RECORDS SUPPLIED –

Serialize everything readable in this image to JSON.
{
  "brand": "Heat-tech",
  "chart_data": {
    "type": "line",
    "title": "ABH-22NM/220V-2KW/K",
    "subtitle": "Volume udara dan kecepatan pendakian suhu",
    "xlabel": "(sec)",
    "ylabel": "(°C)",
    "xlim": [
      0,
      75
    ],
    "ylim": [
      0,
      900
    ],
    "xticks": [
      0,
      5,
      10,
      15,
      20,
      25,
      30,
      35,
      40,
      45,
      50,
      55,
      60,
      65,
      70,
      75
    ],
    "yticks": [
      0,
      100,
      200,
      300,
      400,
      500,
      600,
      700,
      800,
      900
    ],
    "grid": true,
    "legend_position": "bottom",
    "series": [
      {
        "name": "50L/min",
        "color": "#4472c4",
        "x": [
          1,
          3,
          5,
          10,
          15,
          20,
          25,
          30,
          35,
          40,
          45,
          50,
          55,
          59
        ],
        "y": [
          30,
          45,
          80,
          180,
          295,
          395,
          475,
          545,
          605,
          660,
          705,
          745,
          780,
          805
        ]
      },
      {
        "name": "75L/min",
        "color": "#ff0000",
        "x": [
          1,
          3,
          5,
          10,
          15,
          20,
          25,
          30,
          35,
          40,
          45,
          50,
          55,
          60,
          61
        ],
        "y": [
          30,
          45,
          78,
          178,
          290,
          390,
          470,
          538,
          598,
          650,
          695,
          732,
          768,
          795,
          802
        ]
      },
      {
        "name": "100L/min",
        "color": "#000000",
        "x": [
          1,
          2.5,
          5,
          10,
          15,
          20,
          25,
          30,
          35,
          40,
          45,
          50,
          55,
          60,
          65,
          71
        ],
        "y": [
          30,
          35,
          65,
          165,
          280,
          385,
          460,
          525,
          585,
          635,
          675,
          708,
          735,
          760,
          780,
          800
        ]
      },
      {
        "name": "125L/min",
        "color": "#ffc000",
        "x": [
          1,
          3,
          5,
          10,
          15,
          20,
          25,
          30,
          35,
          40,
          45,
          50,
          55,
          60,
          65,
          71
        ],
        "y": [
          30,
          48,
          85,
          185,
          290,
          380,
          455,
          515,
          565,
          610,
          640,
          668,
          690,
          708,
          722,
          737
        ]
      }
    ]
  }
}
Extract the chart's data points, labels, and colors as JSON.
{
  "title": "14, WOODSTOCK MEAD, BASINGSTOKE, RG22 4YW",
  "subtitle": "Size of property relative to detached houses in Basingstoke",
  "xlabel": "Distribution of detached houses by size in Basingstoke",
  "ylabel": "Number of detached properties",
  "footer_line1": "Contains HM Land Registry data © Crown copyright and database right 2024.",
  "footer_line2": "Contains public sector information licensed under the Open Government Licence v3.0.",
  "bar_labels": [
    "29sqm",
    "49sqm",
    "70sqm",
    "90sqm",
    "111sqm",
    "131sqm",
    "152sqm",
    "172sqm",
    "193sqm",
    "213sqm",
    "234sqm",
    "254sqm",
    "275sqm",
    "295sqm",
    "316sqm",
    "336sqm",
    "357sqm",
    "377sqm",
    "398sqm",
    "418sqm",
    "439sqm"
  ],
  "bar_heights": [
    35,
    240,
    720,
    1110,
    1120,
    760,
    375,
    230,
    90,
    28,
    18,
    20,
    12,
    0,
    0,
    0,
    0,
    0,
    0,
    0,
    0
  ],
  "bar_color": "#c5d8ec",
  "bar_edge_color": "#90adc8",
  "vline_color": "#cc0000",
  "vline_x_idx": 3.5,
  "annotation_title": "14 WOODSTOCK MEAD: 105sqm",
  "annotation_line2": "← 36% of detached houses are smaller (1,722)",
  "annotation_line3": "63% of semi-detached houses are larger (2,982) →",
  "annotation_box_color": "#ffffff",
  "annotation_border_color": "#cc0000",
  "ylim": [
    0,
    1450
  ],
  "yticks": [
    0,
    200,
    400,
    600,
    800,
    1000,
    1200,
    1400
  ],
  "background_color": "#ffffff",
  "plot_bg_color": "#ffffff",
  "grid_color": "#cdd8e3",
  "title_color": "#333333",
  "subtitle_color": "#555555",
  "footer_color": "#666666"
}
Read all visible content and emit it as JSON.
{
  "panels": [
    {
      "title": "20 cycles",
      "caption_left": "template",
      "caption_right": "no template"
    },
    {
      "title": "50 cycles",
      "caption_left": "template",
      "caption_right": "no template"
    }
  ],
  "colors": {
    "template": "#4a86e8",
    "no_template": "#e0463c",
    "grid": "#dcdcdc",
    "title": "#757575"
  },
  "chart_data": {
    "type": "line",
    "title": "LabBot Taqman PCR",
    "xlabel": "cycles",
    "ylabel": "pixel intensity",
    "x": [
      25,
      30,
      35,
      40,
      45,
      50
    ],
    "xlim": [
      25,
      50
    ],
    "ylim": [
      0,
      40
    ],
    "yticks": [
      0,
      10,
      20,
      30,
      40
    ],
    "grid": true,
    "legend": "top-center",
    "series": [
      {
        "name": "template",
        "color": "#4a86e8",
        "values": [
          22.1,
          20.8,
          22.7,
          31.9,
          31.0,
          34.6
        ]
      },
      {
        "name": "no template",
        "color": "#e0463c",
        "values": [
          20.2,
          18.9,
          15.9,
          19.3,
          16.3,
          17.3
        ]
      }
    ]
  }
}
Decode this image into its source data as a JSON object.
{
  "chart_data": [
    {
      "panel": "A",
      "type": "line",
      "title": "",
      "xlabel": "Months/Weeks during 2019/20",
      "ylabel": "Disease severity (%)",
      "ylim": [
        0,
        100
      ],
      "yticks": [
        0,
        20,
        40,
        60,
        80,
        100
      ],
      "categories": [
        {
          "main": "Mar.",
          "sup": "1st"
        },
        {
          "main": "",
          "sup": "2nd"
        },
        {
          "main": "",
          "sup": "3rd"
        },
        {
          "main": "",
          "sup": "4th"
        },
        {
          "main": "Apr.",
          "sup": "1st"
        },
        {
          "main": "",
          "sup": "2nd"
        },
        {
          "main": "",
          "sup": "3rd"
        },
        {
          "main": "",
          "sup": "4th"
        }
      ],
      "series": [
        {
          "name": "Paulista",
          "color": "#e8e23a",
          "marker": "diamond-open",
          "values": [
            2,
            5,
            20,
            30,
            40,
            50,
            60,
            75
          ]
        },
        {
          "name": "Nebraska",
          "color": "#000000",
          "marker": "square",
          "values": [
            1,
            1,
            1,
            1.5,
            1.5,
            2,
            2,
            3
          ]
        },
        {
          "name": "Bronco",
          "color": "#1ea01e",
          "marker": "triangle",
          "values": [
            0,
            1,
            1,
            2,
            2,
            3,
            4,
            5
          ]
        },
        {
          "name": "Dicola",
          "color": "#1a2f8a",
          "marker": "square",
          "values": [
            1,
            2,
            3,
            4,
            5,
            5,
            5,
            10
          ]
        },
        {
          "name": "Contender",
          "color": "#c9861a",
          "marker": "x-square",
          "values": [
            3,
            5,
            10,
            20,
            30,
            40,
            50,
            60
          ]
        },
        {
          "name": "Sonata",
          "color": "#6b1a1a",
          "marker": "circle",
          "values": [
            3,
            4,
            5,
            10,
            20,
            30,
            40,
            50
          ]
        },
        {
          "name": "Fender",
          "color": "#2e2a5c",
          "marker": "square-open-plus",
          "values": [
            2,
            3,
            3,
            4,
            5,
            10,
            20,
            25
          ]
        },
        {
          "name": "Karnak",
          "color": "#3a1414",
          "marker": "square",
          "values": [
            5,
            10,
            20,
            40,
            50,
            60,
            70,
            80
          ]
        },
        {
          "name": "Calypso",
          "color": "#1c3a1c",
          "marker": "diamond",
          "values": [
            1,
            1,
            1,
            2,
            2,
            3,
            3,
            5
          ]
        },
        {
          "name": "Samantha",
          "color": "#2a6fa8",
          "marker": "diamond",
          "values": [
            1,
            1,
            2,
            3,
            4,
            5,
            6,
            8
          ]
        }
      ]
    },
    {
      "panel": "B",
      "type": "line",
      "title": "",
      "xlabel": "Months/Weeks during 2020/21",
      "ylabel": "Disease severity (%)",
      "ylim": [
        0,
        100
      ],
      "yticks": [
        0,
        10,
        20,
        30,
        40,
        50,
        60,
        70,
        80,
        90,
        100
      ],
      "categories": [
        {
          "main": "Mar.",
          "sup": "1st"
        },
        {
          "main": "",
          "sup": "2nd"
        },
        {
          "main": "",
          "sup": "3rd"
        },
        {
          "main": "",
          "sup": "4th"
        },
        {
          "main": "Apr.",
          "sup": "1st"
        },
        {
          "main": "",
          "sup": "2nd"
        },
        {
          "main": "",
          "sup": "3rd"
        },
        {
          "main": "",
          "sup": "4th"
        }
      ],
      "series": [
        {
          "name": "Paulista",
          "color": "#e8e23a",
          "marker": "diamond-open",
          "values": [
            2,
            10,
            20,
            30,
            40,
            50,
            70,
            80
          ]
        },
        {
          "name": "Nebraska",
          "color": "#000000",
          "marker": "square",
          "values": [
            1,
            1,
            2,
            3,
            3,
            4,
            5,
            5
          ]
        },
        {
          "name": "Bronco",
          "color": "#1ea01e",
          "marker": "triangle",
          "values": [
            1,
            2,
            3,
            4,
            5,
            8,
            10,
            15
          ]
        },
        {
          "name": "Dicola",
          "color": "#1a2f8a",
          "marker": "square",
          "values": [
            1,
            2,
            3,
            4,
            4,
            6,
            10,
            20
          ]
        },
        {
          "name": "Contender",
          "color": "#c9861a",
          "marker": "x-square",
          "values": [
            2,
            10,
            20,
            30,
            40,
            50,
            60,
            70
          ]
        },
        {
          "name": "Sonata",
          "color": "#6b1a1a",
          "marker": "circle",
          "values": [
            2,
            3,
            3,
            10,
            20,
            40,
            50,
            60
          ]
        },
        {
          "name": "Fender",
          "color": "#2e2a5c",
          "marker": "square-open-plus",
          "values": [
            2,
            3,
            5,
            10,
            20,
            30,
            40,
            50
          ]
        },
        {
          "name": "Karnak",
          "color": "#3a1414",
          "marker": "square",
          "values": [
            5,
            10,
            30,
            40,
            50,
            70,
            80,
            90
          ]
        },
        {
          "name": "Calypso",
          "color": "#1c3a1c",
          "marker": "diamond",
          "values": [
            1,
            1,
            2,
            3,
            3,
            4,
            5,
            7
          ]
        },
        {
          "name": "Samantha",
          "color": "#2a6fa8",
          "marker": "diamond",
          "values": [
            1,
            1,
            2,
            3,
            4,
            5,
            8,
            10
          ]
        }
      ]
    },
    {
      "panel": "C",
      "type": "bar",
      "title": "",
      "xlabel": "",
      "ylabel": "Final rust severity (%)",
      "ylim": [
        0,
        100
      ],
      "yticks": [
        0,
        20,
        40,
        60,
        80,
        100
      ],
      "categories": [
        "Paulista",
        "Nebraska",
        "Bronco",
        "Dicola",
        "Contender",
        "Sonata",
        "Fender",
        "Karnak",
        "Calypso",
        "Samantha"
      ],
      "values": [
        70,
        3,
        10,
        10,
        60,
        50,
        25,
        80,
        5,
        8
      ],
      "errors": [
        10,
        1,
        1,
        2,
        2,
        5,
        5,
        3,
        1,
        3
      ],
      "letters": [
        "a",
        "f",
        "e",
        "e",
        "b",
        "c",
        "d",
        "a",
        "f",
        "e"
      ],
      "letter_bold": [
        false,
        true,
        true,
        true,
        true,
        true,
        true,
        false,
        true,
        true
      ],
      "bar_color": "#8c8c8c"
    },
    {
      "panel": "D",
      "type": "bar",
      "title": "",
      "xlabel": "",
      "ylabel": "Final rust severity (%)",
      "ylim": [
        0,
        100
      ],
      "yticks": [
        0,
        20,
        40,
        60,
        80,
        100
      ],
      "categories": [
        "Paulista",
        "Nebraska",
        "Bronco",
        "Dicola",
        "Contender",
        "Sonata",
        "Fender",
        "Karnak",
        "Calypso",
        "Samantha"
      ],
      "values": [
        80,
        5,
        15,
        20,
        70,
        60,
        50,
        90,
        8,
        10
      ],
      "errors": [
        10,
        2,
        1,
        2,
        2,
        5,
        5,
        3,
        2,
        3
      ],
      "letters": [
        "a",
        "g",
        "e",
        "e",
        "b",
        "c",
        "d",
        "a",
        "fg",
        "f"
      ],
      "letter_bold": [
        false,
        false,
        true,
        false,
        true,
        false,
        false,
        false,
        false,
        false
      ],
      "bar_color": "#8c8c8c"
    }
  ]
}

WHAT YOU WILL DO –
Pick every line with "ffffff" in it and copy it.

EXERCISE RESPONSE –
  "annotation_box_color": "#ffffff",
  "background_color": "#ffffff",
  "plot_bg_color": "#ffffff",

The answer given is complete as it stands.